→ Job
Turn every line of the material below into a JSON list of strings, one string per line, leaving out blank lines.

→ Supplied records
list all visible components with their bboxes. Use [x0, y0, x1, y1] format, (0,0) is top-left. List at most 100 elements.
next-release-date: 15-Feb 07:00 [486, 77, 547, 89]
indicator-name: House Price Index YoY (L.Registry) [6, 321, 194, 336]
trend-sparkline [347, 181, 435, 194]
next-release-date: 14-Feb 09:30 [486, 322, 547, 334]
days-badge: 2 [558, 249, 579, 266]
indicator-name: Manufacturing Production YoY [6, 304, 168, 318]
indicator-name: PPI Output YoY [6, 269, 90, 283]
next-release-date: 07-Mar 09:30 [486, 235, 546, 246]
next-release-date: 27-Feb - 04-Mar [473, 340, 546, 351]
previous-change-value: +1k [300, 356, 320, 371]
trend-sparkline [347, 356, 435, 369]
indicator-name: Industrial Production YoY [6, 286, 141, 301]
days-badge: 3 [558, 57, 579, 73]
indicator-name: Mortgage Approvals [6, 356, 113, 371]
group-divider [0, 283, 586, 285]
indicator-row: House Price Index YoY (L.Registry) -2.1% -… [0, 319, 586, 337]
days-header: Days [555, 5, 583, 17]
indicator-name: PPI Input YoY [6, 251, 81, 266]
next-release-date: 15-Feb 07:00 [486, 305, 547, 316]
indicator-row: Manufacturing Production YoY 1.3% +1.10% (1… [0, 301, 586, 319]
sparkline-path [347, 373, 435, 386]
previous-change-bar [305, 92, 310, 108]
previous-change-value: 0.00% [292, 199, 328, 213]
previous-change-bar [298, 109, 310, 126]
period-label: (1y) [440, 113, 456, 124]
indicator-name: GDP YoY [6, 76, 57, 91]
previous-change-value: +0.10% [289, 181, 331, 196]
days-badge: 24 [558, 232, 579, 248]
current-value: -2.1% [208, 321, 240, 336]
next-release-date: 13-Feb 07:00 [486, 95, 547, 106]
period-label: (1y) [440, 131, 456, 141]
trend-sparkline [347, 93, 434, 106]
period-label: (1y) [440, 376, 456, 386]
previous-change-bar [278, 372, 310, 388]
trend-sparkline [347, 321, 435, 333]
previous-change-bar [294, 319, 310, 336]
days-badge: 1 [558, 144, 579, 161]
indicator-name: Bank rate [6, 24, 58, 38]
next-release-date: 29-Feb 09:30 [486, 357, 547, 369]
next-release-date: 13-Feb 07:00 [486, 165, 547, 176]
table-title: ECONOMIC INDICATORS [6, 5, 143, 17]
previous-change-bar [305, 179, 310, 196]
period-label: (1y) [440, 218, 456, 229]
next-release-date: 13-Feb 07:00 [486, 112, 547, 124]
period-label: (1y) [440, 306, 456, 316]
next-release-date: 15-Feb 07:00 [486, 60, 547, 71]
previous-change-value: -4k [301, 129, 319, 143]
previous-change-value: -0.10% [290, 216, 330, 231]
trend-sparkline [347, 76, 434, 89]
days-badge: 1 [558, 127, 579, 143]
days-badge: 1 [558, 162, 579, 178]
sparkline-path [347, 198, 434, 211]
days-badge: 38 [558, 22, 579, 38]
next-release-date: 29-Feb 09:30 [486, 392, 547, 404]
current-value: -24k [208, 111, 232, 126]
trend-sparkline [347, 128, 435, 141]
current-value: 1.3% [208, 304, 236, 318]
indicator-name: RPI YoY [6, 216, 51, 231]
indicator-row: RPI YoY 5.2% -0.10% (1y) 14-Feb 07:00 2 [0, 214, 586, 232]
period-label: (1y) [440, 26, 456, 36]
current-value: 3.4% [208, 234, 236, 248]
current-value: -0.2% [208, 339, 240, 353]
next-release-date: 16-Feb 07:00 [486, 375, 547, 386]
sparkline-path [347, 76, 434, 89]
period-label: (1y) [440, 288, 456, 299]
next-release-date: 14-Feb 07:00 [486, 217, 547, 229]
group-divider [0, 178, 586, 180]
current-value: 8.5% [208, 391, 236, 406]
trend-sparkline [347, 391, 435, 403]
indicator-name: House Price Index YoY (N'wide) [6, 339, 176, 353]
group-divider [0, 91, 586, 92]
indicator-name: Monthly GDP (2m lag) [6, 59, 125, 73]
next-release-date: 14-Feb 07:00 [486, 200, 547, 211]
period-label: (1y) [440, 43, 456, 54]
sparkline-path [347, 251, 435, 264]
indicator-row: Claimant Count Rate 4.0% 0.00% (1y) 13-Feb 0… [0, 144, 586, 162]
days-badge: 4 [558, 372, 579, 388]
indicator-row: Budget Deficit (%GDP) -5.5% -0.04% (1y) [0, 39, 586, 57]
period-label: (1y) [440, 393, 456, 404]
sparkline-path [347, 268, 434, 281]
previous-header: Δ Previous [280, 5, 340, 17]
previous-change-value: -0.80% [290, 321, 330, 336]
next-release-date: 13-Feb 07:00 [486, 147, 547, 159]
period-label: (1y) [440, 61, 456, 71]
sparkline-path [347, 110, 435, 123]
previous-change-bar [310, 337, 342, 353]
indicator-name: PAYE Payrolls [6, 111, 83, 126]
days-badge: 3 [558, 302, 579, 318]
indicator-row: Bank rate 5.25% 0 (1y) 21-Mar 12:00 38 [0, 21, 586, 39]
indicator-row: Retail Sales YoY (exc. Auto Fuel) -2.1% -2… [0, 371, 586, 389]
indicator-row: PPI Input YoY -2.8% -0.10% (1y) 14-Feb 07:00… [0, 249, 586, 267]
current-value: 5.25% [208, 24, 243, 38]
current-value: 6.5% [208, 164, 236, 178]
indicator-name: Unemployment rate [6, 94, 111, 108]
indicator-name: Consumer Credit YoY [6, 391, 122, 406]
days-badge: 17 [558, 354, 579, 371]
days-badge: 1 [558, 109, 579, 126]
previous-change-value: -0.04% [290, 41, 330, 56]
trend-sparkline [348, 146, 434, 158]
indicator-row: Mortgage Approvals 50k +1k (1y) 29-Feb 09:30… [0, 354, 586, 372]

→ Worked solution
[
  "list all visible components with their bboxes. Use [x0, y0, x1, y1] format, (0,0) is top-left. List at most 100 elements.",
  "next-release-date: 15-Feb 07:00 [486, 77, 547, 89]",
  "indicator-name: House Price Index YoY (L.Registry) [6, 321, 194, 336]",
  "trend-sparkline [347, 181, 435, 194]",
  "next-release-date: 14-Feb 09:30 [486, 322, 547, 334]",
  "days-badge: 2 [558, 249, 579, 266]",
  "indicator-name: Manufacturing Production YoY [6, 304, 168, 318]",
  "indicator-name: PPI Output YoY [6, 269, 90, 283]",
  "next-release-date: 07-Mar 09:30 [486, 235, 546, 246]",
  "next-release-date: 27-Feb - 04-Mar [473, 340, 546, 351]",
  "previous-change-value: +1k [300, 356, 320, 371]",
  "trend-sparkline [347, 356, 435, 369]",
  "indicator-name: Industrial Production YoY [6, 286, 141, 301]",
  "days-badge: 3 [558, 57, 579, 73]",
  "indicator-name: Mortgage Approvals [6, 356, 113, 371]",
  "group-divider [0, 283, 586, 285]",
  "indicator-row: House Price Index YoY (L.Registry) -2.1% -… [0, 319, 586, 337]",
  "days-header: Days [555, 5, 583, 17]",
  "indicator-name: PPI Input YoY [6, 251, 81, 266]",
  "next-release-date: 15-Feb 07:00 [486, 305, 547, 316]",
  "indicator-row: Manufacturing Production YoY 1.3% +1.10% (1… [0, 301, 586, 319]",
  "sparkline-path [347, 373, 435, 386]",
  "previous-change-bar [305, 92, 310, 108]",
  "previous-change-value: 0.00% [292, 199, 328, 213]",
  "previous-change-bar [298, 109, 310, 126]",
  "period-label: (1y) [440, 113, 456, 124]",
  "indicator-name: GDP YoY [6, 76, 57, 91]",
  "previous-change-value: +0.10% [289, 181, 331, 196]",
  "days-badge: 24 [558, 232, 579, 248]",
  "current-value: -2.1% [208, 321, 240, 336]",
  "next-release-date: 13-Feb 07:00 [486, 95, 547, 106]",
  "period-label: (1y) [440, 131, 456, 141]",
  "trend-sparkline [347, 93, 434, 106]",
  "period-label: (1y) [440, 376, 456, 386]",
  "previous-change-bar [278, 372, 310, 388]",
  "trend-sparkline [347, 321, 435, 333]",
  "previous-change-bar [294, 319, 310, 336]",
  "days-badge: 1 [558, 144, 579, 161]",
  "indicator-name: Bank rate [6, 24, 58, 38]",
  "next-release-date: 29-Feb 09:30 [486, 357, 547, 369]",
  "next-release-date: 13-Feb 07:00 [486, 165, 547, 176]",
  "table-title: ECONOMIC INDICATORS [6, 5, 143, 17]",
  "previous-change-bar [305, 179, 310, 196]",
  "period-label: (1y) [440, 218, 456, 229]",
  "next-release-date: 13-Feb 07:00 [486, 112, 547, 124]",
  "period-label: (1y) [440, 306, 456, 316]",
  "next-release-date: 15-Feb 07:00 [486, 60, 547, 71]",
  "previous-change-value: -4k [301, 129, 319, 143]",
  "previous-change-value: -0.10% [290, 216, 330, 231]",
  "trend-sparkline [347, 76, 434, 89]",
  "days-badge: 1 [558, 127, 579, 143]",
  "days-badge: 1 [558, 162, 579, 178]",
  "sparkline-path [347, 198, 434, 211]",
  "days-badge: 38 [558, 22, 579, 38]",
  "next-release-date: 29-Feb 09:30 [486, 392, 547, 404]",
  "current-value: -24k [208, 111, 232, 126]",
  "trend-sparkline [347, 128, 435, 141]",
  "current-value: 1.3% [208, 304, 236, 318]",
  "indicator-name: RPI YoY [6, 216, 51, 231]",
  "indicator-row: RPI YoY 5.2% -0.10% (1y) 14-Feb 07:00 2 [0, 214, 586, 232]",
  "period-label: (1y) [440, 26, 456, 36]",
  "current-value: 3.4% [208, 234, 236, 248]",
  "current-value: -0.2% [208, 339, 240, 353]",
  "next-release-date: 16-Feb 07:00 [486, 375, 547, 386]",
  "sparkline-path [347, 76, 434, 89]",
  "period-label: (1y) [440, 288, 456, 299]",
  "next-release-date: 14-Feb 07:00 [486, 217, 547, 229]",
  "group-divider [0, 178, 586, 180]",
  "current-value: 8.5% [208, 391, 236, 406]",
  "trend-sparkline [347, 391, 435, 403]",
  "indicator-name: House Price Index YoY (N'wide) [6, 339, 176, 353]",
  "group-divider [0, 91, 586, 92]",
  "indicator-name: Monthly GDP (2m lag) [6, 59, 125, 73]",
  "next-release-date: 14-Feb 07:00 [486, 200, 547, 211]",
  "period-label: (1y) [440, 43, 456, 54]",
  "sparkline-path [347, 251, 435, 264]",
  "indicator-row: Claimant Count Rate 4.0% 0.00% (1y) 13-Feb 0… [0, 144, 586, 162]",
  "days-badge: 4 [558, 372, 579, 388]",
  "indicator-row: Budget Deficit (%GDP) -5.5% -0.04% (1y) [0, 39, 586, 57]",
  "period-label: (1y) [440, 393, 456, 404]",
  "sparkline-path [347, 268, 434, 281]",
  "previous-header: Δ Previous [280, 5, 340, 17]",
  "previous-change-value: -0.80% [290, 321, 330, 336]",
  "next-release-date: 13-Feb 07:00 [486, 147, 547, 159]",
  "period-label: (1y) [440, 61, 456, 71]",
  "sparkline-path [347, 110, 435, 123]",
  "previous-change-bar [310, 337, 342, 353]",
  "indicator-name: PAYE Payrolls [6, 111, 83, 126]",
  "days-badge: 3 [558, 302, 579, 318]",
  "indicator-row: Bank rate 5.25% 0 (1y) 21-Mar 12:00 38 [0, 21, 586, 39]",
  "indicator-row: Retail Sales YoY (exc. Auto Fuel) -2.1% -2… [0, 371, 586, 389]",
  "indicator-row: PPI Input YoY -2.8% -0.10% (1y) 14-Feb 07:00… [0, 249, 586, 267]",
  "current-value: 5.25% [208, 24, 243, 38]",
  "current-value: 6.5% [208, 164, 236, 178]",
  "indicator-name: Unemployment rate [6, 94, 111, 108]",
  "indicator-name: Consumer Credit YoY [6, 391, 122, 406]",
  "days-badge: 17 [558, 354, 579, 371]",
  "days-badge: 1 [558, 109, 579, 126]",
  "previous-change-value: -0.04% [290, 41, 330, 56]",
  "trend-sparkline [348, 146, 434, 158]",
  "indicator-row: Mortgage Approvals 50k +1k (1y) 29-Feb 09:30… [0, 354, 586, 372]"
]